======== DATA LISTING

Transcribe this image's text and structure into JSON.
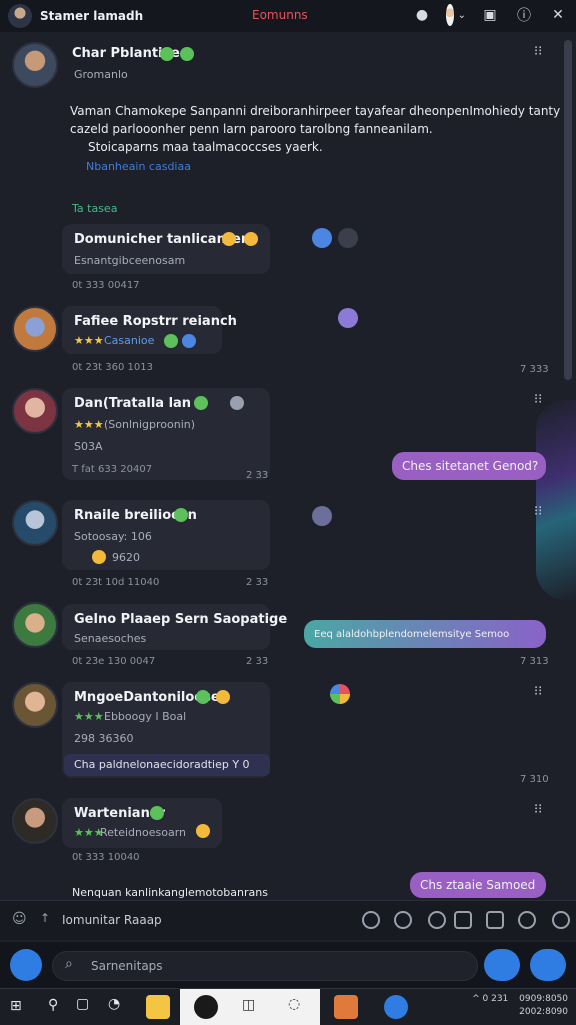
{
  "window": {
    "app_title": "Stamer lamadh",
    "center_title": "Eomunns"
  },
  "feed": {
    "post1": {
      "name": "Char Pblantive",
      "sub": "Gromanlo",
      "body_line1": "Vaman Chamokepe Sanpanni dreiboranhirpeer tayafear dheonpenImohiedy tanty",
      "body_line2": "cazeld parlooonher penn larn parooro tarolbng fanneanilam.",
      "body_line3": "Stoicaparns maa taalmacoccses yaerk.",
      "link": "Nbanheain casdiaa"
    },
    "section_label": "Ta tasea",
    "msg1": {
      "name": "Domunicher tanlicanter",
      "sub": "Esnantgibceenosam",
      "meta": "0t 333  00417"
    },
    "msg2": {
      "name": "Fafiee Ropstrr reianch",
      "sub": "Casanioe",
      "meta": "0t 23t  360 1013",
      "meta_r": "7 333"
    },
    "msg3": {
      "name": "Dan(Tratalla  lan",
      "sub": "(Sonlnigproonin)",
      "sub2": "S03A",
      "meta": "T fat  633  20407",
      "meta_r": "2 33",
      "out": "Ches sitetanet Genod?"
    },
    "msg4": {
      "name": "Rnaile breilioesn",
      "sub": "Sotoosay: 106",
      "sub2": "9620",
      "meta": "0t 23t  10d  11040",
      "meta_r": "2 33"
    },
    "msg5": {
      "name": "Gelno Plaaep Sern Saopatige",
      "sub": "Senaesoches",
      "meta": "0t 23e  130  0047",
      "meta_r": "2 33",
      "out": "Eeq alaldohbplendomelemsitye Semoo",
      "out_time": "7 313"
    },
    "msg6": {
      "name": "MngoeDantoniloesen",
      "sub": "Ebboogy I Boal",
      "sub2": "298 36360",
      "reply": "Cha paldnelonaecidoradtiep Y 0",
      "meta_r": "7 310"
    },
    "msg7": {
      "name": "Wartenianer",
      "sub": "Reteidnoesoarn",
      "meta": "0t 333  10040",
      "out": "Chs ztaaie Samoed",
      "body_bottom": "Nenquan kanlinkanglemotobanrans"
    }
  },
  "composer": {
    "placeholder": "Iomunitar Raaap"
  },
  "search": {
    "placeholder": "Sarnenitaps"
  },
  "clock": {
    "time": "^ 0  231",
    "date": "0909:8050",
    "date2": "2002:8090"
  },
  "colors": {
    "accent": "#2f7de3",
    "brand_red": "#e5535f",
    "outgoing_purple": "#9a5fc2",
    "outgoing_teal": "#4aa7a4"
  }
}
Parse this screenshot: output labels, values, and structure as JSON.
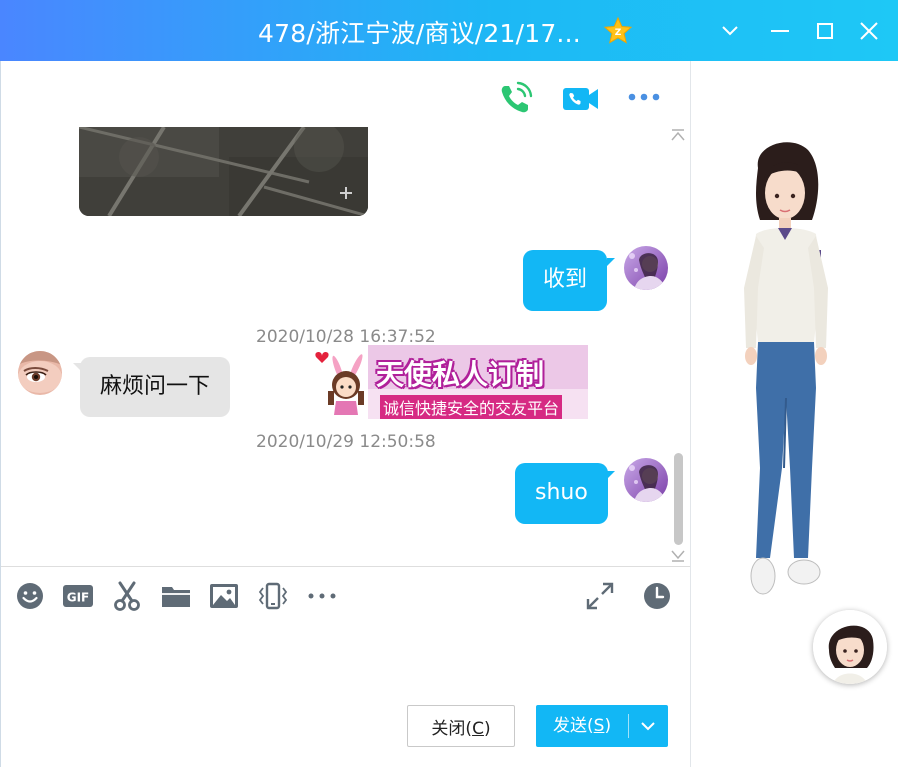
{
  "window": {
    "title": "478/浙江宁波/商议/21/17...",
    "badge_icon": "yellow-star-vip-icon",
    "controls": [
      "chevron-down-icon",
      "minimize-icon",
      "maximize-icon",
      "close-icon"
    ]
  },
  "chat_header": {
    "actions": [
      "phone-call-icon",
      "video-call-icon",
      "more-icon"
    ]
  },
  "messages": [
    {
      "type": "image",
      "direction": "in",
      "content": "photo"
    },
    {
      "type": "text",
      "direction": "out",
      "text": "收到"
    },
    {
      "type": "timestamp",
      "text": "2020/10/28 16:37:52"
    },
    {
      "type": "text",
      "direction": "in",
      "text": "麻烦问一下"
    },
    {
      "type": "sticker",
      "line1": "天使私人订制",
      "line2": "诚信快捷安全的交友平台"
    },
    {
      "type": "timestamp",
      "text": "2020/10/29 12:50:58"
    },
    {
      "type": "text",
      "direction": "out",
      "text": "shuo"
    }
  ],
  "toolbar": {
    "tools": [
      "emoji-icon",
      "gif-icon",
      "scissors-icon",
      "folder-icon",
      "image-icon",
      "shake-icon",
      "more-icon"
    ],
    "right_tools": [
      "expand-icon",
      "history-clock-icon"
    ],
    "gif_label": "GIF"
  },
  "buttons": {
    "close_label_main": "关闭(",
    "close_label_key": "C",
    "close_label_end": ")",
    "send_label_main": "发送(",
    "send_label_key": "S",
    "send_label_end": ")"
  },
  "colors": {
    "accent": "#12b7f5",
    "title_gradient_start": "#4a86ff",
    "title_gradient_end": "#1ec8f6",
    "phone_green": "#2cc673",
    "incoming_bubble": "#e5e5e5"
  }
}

================

Locate all lines in the listing above with the word "JSON" and copy them.

• FINISHED EXERCISE
Transcribe this image's text and structure into JSON.
Parse this screenshot: output labels, values, and structure as JSON.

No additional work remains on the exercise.